* Task statement *
Copy each line of the entries that contains the word "投资端未见发力".

____ Material

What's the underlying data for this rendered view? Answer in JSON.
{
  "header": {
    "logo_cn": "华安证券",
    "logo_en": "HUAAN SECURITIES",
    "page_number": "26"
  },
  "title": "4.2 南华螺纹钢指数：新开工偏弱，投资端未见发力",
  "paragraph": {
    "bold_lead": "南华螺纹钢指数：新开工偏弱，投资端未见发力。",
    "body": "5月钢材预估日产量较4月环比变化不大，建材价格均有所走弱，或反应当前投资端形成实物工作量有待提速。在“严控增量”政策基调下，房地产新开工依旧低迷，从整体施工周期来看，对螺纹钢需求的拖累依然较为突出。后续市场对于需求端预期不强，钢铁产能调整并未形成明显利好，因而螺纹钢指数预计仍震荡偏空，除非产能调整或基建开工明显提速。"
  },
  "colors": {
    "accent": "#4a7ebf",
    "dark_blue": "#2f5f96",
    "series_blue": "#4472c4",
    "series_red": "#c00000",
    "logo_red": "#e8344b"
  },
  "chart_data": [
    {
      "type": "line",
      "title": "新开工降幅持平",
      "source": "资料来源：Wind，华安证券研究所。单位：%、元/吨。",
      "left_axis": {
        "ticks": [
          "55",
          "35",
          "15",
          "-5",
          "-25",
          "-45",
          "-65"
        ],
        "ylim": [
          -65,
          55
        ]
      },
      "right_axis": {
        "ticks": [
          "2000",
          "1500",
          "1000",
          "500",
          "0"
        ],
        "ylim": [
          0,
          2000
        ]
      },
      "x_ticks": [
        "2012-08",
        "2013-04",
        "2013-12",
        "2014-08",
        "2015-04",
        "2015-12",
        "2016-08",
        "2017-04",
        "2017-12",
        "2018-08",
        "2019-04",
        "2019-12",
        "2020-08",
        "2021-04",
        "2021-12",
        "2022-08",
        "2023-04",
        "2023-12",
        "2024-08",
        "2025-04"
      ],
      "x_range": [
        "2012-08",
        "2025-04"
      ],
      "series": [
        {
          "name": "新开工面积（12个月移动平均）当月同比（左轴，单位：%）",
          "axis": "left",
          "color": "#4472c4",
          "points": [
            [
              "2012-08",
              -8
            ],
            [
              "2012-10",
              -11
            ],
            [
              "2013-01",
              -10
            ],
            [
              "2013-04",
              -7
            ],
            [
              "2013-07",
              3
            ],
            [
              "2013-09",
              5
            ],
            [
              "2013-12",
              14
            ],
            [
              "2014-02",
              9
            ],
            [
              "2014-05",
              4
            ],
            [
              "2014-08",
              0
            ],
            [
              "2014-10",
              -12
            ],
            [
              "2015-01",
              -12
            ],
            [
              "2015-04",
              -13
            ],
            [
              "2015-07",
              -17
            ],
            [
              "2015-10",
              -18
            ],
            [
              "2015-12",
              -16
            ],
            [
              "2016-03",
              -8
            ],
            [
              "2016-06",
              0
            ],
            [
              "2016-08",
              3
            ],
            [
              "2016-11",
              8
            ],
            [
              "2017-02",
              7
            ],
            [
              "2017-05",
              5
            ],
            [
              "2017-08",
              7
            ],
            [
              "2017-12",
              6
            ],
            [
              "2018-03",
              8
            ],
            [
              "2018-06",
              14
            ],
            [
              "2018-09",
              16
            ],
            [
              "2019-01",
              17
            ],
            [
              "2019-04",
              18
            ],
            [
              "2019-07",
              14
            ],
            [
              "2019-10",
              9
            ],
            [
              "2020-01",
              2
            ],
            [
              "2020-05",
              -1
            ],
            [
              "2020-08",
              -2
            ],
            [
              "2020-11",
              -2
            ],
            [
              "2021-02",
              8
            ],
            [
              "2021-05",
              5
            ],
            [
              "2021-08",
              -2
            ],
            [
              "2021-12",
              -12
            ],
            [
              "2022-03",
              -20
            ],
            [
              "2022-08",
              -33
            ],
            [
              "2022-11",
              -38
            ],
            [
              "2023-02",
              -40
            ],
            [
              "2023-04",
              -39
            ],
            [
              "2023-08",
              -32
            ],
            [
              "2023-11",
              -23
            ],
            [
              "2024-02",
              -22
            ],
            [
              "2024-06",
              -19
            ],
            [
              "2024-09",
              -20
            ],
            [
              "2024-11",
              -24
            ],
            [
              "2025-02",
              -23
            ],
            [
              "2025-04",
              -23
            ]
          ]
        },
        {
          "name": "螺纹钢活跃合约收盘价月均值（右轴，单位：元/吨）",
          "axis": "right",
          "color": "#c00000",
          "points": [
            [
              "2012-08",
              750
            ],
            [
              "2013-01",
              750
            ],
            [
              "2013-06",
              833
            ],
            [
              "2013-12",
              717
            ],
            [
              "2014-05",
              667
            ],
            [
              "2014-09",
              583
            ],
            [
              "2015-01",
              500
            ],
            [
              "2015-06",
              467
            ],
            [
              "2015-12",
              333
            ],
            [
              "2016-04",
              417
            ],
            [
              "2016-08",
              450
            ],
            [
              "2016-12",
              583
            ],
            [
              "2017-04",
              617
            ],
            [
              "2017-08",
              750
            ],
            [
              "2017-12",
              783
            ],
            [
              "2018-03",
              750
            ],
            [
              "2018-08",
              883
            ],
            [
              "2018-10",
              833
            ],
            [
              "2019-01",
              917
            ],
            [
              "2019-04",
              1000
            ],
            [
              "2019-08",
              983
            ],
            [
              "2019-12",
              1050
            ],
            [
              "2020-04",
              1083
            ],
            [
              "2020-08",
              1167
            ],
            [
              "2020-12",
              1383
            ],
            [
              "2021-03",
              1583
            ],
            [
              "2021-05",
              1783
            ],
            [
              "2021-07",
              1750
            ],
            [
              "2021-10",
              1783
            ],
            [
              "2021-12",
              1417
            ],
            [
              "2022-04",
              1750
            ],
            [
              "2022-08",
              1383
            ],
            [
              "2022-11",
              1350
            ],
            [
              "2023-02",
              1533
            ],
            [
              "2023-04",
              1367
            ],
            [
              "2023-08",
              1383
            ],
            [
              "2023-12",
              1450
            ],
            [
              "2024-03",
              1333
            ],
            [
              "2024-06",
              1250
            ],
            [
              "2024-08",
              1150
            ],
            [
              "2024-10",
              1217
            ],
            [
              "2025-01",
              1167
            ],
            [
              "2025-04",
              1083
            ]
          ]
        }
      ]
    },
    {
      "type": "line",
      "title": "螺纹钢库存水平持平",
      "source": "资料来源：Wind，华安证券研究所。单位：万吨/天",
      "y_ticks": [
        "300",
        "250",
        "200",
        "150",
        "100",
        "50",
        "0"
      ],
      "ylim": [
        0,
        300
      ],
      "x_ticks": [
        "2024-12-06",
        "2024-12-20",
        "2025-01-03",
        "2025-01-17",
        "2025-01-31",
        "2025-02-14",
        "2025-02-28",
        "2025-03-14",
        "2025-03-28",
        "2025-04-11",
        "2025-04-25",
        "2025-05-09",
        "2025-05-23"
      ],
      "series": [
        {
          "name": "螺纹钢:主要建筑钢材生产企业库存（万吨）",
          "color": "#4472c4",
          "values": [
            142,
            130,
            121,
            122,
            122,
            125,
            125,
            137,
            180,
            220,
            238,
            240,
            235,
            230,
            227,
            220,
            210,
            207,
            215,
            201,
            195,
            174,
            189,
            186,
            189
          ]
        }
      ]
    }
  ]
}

________
____ Material

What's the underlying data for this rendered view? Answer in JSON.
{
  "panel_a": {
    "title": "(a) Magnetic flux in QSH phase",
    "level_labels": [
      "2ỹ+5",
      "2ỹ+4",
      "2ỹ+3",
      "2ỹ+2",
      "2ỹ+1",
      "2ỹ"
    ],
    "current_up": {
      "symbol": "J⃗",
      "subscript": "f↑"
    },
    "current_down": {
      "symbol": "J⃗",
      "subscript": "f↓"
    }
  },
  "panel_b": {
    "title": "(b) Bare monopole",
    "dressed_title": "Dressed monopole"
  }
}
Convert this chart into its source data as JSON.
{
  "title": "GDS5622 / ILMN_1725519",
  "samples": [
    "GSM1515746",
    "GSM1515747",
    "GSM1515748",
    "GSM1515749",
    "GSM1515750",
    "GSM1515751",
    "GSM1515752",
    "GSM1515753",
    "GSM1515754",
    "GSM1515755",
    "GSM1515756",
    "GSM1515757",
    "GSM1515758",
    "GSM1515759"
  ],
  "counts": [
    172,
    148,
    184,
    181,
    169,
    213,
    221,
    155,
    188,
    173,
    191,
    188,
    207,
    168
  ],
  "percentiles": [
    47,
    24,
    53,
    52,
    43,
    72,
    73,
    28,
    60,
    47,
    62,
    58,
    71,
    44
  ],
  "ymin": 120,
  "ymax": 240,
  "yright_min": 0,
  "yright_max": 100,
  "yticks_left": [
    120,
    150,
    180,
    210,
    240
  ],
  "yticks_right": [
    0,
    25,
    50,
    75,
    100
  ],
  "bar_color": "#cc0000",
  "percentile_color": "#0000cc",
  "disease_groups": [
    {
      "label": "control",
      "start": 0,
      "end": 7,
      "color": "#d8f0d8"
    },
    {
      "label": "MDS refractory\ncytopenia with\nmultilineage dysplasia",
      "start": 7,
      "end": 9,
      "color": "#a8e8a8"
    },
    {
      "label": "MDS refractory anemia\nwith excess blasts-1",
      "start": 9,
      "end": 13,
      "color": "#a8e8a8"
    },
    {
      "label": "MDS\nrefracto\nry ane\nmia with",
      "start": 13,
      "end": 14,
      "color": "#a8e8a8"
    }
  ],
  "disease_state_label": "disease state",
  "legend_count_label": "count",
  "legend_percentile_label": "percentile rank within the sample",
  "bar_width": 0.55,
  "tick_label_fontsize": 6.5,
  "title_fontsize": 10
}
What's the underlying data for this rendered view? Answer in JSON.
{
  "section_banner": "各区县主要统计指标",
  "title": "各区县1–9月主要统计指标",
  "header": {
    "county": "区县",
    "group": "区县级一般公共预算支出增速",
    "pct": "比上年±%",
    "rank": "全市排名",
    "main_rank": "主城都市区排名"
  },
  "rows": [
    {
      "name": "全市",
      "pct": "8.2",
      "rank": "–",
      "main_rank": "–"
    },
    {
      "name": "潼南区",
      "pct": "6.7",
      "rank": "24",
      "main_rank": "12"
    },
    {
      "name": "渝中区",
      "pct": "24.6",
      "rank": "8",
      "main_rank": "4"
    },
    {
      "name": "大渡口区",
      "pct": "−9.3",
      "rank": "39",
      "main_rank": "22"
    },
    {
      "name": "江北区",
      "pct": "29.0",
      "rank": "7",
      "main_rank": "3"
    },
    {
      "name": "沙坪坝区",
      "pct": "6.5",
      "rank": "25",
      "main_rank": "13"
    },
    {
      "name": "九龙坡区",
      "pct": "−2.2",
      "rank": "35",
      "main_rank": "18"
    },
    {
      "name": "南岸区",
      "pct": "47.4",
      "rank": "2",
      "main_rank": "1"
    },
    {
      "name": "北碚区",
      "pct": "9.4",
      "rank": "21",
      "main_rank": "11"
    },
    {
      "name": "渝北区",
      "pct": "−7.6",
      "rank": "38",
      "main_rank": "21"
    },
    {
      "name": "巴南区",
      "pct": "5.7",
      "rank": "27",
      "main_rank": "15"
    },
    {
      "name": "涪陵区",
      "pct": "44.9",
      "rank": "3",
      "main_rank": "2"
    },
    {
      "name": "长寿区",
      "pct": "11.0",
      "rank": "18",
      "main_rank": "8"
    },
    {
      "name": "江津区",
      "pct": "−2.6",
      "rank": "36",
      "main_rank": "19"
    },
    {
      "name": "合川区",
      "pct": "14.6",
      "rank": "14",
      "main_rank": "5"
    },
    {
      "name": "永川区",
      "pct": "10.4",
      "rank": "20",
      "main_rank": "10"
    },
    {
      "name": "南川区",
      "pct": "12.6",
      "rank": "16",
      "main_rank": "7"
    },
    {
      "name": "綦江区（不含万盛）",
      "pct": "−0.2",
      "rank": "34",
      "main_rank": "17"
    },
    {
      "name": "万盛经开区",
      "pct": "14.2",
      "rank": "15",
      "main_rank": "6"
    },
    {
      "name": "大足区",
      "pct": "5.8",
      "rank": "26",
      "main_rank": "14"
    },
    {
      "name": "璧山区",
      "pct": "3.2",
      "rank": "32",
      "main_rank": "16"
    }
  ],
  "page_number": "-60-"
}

________

* Written solution *
  "title": "4.2 南华螺纹钢指数：新开工偏弱，投资端未见发力",
    "bold_lead": "南华螺纹钢指数：新开工偏弱，投资端未见发力。",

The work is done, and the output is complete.